Task brief:
In the material below, find how many lines contain the string "ngạch". Write only that number.

Available data:
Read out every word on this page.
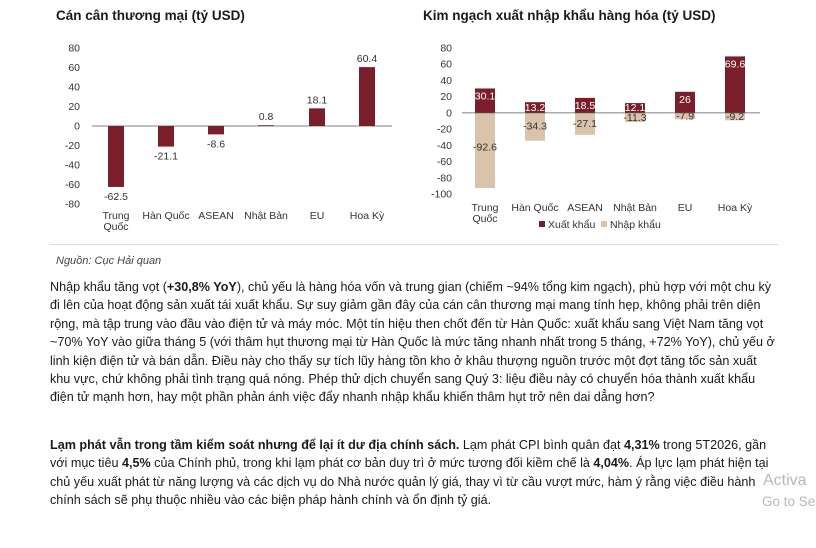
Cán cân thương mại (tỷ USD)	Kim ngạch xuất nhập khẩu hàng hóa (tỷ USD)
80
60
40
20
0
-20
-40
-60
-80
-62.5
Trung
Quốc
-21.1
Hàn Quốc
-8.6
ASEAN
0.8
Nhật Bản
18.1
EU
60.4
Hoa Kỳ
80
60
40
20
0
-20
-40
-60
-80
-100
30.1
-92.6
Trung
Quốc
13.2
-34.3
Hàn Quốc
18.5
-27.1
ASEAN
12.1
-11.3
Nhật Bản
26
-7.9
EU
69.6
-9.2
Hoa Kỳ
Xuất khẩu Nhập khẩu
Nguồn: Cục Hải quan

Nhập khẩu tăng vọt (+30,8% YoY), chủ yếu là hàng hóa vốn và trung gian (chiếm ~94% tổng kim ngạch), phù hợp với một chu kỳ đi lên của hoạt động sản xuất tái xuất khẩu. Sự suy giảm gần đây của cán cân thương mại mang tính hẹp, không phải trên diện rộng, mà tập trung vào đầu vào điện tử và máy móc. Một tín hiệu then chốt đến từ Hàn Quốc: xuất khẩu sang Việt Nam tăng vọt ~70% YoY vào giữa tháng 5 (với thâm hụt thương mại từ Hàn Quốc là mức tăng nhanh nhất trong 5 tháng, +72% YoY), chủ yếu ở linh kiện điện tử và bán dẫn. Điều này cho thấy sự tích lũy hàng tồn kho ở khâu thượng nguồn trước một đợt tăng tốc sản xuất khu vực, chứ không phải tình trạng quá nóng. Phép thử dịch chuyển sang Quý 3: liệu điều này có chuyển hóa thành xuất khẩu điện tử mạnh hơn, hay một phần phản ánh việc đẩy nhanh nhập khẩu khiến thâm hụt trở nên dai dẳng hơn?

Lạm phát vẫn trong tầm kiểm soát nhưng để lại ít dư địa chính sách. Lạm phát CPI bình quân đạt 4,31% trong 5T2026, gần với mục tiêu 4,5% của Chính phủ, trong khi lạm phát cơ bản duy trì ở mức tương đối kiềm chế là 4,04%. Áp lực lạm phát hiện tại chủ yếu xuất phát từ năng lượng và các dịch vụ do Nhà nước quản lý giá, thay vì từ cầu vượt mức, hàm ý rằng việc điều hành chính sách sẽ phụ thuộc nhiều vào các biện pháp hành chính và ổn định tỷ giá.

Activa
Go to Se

Reply:
2